■ Data rows:
%%

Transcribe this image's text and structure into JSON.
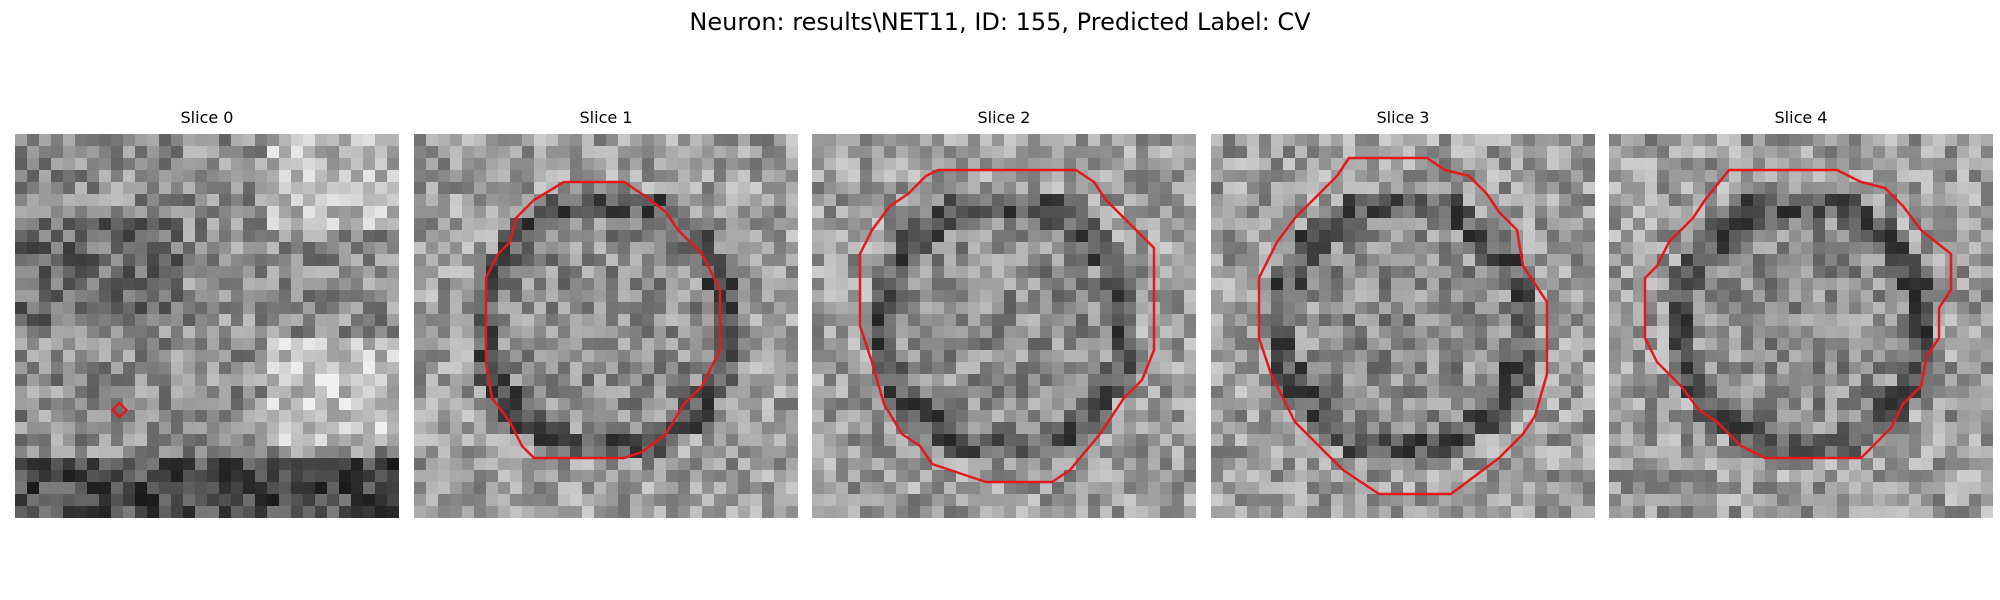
{
  "figure": {
    "title": "Neuron: results\\NET11, ID: 155, Predicted Label: CV"
  },
  "colors": {
    "contour": "#e31a1c",
    "background": "#ffffff"
  },
  "colormap": "gray",
  "panels": [
    {
      "title": "Slice 0"
    },
    {
      "title": "Slice 1"
    },
    {
      "title": "Slice 2"
    },
    {
      "title": "Slice 3"
    },
    {
      "title": "Slice 4"
    }
  ]
}
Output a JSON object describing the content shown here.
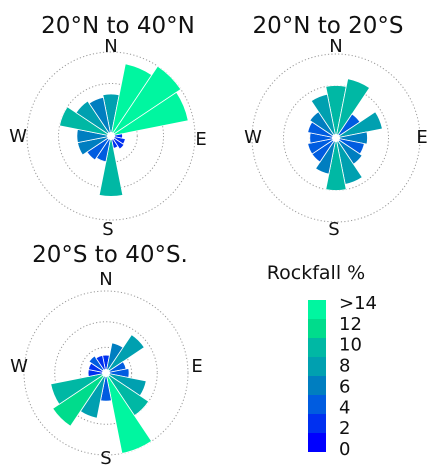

%%

■ The exercise:
Go through the entries above and output them exactly, without pictures.

■ Full response:
Transcribe this image's text and structure into JSON.
{
  "figure": {
    "title": "Neuron: results\\NET11, ID: 155, Predicted Label: CV"
  },
  "colors": {
    "contour": "#e31a1c",
    "background": "#ffffff"
  },
  "colormap": "gray",
  "panels": [
    {
      "title": "Slice 0"
    },
    {
      "title": "Slice 1"
    },
    {
      "title": "Slice 2"
    },
    {
      "title": "Slice 3"
    },
    {
      "title": "Slice 4"
    }
  ]
}
Output a JSON object describing the content shown here.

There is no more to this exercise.